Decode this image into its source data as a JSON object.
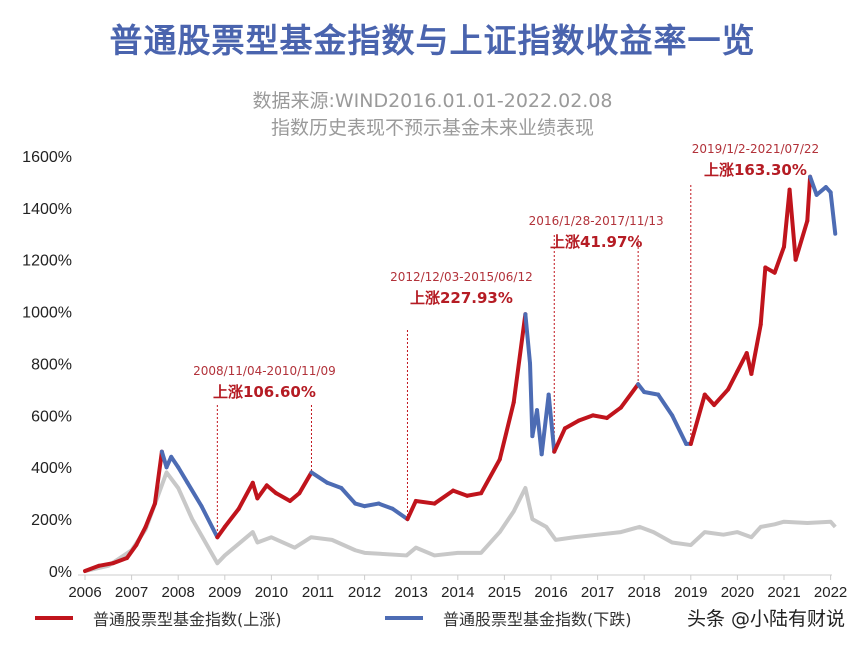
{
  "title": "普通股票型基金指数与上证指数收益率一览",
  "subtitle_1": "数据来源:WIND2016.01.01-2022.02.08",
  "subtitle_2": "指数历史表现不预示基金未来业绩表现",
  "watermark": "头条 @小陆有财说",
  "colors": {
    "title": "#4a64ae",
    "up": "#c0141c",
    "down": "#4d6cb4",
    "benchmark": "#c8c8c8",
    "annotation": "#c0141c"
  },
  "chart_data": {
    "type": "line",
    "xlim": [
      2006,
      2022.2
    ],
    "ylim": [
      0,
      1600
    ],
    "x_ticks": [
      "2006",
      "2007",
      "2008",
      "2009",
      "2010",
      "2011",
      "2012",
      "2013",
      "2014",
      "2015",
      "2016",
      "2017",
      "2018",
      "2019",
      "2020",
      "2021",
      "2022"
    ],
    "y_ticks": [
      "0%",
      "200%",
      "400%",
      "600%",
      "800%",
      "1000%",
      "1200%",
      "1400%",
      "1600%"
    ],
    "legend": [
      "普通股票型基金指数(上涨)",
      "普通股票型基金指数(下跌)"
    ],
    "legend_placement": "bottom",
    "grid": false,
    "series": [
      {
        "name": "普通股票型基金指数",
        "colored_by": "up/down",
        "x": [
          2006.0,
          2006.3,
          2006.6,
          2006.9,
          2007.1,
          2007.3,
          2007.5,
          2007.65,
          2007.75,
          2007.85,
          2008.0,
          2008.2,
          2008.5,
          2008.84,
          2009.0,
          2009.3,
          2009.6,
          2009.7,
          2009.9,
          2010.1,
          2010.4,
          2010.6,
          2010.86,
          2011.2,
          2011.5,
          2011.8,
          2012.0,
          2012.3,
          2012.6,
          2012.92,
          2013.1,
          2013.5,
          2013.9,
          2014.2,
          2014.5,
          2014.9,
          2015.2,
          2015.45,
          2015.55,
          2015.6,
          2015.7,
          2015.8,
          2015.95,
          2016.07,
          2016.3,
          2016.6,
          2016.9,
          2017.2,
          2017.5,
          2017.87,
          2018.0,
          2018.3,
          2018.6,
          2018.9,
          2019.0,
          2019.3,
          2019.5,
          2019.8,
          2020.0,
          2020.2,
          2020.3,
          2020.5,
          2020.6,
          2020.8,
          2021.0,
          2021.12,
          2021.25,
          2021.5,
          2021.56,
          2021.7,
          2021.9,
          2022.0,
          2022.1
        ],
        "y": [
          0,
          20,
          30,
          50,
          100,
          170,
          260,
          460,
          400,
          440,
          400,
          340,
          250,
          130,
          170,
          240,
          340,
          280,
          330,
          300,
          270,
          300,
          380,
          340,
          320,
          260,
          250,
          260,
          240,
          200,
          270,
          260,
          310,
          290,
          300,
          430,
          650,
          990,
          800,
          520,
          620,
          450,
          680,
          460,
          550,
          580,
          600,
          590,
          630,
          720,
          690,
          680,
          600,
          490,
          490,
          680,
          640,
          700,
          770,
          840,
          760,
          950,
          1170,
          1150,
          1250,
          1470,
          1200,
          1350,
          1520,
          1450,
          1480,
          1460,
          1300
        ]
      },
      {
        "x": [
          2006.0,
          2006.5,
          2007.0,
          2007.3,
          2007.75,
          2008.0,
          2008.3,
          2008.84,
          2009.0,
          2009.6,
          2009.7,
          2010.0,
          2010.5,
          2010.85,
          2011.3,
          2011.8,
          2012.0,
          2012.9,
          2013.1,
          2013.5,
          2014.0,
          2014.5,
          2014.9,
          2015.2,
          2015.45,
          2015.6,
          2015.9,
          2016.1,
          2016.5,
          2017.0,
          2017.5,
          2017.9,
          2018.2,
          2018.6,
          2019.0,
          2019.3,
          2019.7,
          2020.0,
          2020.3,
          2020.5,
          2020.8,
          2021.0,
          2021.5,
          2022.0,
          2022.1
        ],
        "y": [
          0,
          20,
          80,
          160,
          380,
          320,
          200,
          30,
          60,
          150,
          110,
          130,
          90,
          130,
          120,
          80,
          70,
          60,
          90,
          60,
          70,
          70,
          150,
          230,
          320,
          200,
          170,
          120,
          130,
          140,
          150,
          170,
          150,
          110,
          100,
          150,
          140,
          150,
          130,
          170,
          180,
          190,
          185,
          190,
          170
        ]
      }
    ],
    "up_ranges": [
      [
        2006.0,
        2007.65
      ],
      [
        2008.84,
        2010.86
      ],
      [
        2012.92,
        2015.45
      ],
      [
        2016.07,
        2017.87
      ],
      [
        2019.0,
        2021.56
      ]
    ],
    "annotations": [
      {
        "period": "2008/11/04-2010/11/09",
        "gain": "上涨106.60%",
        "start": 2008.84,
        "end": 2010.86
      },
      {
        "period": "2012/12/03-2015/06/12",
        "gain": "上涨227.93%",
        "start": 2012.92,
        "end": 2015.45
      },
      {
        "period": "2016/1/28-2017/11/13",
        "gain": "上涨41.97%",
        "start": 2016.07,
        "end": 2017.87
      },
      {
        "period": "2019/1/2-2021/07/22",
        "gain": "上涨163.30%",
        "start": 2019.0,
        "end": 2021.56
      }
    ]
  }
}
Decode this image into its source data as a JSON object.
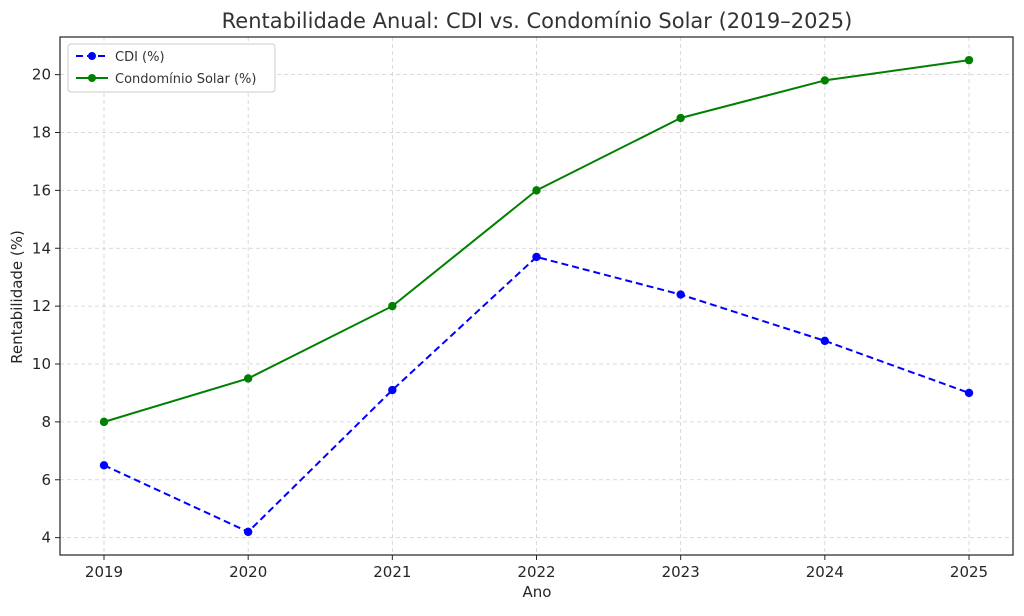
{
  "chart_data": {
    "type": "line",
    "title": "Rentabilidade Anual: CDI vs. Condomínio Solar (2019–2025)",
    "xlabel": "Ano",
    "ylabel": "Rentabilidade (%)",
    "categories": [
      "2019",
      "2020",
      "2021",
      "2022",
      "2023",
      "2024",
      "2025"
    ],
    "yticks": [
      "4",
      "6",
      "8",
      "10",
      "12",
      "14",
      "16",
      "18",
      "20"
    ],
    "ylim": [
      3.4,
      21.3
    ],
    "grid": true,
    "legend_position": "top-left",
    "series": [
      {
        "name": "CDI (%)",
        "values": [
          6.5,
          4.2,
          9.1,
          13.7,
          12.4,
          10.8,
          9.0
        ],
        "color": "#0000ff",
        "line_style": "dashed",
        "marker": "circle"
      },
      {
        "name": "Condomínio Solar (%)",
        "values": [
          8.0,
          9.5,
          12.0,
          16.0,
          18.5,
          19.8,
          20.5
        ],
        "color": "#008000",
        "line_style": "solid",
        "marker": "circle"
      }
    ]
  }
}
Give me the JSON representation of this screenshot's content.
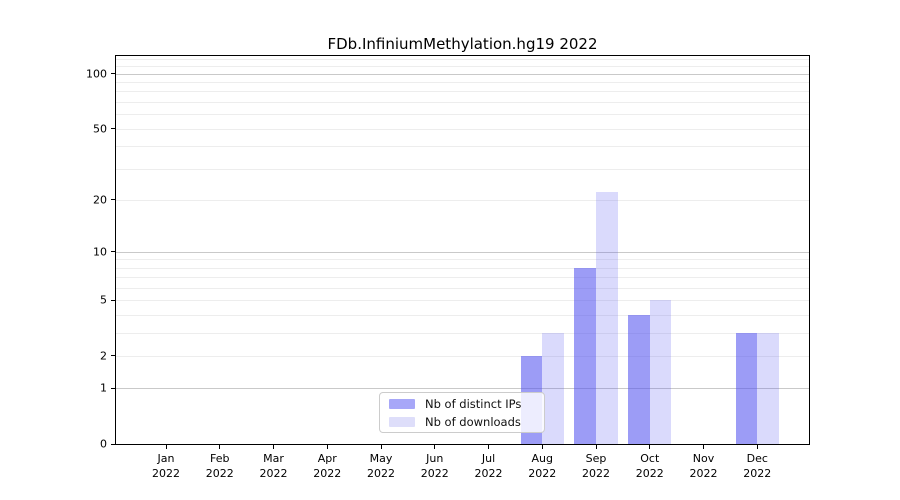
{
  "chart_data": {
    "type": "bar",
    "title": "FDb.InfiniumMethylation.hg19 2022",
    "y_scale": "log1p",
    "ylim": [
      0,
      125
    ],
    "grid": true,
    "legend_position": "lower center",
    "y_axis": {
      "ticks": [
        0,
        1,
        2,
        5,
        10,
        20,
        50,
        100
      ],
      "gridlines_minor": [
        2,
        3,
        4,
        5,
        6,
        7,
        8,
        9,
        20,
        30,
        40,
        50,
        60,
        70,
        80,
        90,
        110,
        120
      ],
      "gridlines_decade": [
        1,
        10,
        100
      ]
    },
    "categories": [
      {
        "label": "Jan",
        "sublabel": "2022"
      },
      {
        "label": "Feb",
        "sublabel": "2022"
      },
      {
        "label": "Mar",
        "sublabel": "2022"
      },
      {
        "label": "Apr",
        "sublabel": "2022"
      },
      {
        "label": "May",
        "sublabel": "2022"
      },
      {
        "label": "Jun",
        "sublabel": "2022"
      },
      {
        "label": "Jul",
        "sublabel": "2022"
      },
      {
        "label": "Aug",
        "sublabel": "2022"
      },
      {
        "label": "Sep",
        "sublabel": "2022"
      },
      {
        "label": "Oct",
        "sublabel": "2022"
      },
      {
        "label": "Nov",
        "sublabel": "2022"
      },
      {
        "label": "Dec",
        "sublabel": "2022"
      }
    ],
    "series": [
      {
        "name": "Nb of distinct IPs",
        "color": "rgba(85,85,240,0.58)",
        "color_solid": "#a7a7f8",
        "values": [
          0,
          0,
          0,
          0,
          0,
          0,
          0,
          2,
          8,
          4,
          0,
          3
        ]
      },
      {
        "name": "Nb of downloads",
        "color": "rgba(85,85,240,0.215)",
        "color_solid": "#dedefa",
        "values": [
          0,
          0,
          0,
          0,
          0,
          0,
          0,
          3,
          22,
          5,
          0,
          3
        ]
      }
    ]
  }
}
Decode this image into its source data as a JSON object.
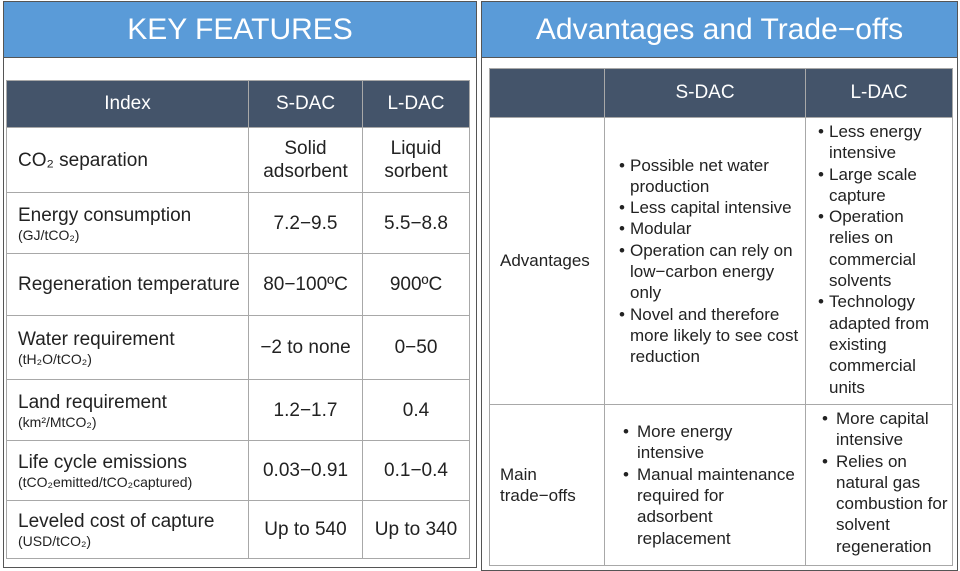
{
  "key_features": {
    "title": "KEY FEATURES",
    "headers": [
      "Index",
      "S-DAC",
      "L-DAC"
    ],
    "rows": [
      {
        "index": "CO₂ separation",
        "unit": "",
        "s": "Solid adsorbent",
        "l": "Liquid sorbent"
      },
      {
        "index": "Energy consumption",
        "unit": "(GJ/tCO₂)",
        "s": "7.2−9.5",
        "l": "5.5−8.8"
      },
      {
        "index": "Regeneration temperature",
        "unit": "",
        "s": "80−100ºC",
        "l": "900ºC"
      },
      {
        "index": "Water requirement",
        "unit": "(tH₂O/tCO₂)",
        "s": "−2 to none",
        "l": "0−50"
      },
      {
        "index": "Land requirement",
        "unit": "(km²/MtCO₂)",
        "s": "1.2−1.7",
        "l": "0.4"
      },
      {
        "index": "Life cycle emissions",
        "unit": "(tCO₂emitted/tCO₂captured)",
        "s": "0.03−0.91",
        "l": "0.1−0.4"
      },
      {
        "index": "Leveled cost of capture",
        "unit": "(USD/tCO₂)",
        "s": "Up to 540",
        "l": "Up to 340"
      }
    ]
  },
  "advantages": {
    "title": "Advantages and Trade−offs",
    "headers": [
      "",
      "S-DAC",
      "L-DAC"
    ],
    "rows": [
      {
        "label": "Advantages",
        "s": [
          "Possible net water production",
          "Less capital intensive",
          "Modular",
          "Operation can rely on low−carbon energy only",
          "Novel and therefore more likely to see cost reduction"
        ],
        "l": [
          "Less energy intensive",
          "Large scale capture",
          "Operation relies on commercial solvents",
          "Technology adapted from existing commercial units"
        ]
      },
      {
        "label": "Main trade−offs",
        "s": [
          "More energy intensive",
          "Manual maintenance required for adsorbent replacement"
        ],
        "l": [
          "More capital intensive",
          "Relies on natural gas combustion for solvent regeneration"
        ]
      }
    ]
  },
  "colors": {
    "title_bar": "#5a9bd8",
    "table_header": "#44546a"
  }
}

· · · · ·

> _Direction_
Show each line of the data that contains the string "requirement".

> _Complete output_
        "index": "Water requirement",
        "index": "Land requirement",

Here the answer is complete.